--- start of SUPPLIED DATA ---

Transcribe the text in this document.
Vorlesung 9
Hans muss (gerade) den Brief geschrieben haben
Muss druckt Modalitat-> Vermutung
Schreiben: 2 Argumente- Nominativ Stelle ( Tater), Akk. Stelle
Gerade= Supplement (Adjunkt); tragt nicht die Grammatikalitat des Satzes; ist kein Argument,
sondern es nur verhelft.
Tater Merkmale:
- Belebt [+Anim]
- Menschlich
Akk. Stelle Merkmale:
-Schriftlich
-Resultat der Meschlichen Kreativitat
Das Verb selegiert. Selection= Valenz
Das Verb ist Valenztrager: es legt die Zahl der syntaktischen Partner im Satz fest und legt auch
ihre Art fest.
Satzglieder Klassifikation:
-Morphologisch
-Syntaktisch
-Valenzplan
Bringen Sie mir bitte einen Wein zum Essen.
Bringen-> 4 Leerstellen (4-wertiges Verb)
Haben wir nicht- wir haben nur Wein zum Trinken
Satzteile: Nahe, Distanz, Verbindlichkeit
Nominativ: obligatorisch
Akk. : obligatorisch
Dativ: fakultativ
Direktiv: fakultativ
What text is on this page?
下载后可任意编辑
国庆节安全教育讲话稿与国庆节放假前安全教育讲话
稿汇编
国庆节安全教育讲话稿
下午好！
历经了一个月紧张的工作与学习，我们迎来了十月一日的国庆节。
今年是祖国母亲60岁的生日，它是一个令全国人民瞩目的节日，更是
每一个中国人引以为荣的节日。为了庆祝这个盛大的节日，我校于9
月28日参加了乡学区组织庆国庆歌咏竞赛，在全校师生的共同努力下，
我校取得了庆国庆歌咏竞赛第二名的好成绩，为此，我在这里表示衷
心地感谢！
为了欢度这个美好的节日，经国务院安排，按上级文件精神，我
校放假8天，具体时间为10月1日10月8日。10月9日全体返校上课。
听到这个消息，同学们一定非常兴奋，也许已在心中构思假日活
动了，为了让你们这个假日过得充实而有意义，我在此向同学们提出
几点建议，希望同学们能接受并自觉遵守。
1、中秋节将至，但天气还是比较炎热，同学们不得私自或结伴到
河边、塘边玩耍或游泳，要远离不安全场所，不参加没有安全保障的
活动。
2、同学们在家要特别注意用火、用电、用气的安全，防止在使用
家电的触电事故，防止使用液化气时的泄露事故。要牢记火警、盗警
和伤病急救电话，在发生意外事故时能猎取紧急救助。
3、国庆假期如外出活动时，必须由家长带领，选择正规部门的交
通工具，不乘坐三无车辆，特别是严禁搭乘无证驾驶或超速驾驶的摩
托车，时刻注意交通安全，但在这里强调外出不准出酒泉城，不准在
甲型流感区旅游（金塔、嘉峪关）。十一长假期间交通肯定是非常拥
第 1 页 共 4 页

--- end of SUPPLIED DATA ---

» **SHORT PROBLEM**: The whole listing above needs to be written out again exactly.

» **IN RESPONSE**:
Transcribe the text in this document.
Vorlesung 9
Hans muss (gerade) den Brief geschrieben haben
Muss druckt Modalitat-> Vermutung
Schreiben: 2 Argumente- Nominativ Stelle ( Tater), Akk. Stelle
Gerade= Supplement (Adjunkt); tragt nicht die Grammatikalitat des Satzes; ist kein Argument,
sondern es nur verhelft.
Tater Merkmale:
- Belebt [+Anim]
- Menschlich
Akk. Stelle Merkmale:
-Schriftlich
-Resultat der Meschlichen Kreativitat
Das Verb selegiert. Selection= Valenz
Das Verb ist Valenztrager: es legt die Zahl der syntaktischen Partner im Satz fest und legt auch
ihre Art fest.
Satzglieder Klassifikation:
-Morphologisch
-Syntaktisch
-Valenzplan
Bringen Sie mir bitte einen Wein zum Essen.
Bringen-> 4 Leerstellen (4-wertiges Verb)
Haben wir nicht- wir haben nur Wein zum Trinken
Satzteile: Nahe, Distanz, Verbindlichkeit
Nominativ: obligatorisch
Akk. : obligatorisch
Dativ: fakultativ
Direktiv: fakultativ
What text is on this page?
下载后可任意编辑
国庆节安全教育讲话稿与国庆节放假前安全教育讲话
稿汇编
国庆节安全教育讲话稿
下午好！
历经了一个月紧张的工作与学习，我们迎来了十月一日的国庆节。
今年是祖国母亲60岁的生日，它是一个令全国人民瞩目的节日，更是
每一个中国人引以为荣的节日。为了庆祝这个盛大的节日，我校于9
月28日参加了乡学区组织庆国庆歌咏竞赛，在全校师生的共同努力下，
我校取得了庆国庆歌咏竞赛第二名的好成绩，为此，我在这里表示衷
心地感谢！
为了欢度这个美好的节日，经国务院安排，按上级文件精神，我
校放假8天，具体时间为10月1日10月8日。10月9日全体返校上课。
听到这个消息，同学们一定非常兴奋，也许已在心中构思假日活
动了，为了让你们这个假日过得充实而有意义，我在此向同学们提出
几点建议，希望同学们能接受并自觉遵守。
1、中秋节将至，但天气还是比较炎热，同学们不得私自或结伴到
河边、塘边玩耍或游泳，要远离不安全场所，不参加没有安全保障的
活动。
2、同学们在家要特别注意用火、用电、用气的安全，防止在使用
家电的触电事故，防止使用液化气时的泄露事故。要牢记火警、盗警
和伤病急救电话，在发生意外事故时能猎取紧急救助。
3、国庆假期如外出活动时，必须由家长带领，选择正规部门的交
通工具，不乘坐三无车辆，特别是严禁搭乘无证驾驶或超速驾驶的摩
托车，时刻注意交通安全，但在这里强调外出不准出酒泉城，不准在
甲型流感区旅游（金塔、嘉峪关）。十一长假期间交通肯定是非常拥
第 1 页 共 4 页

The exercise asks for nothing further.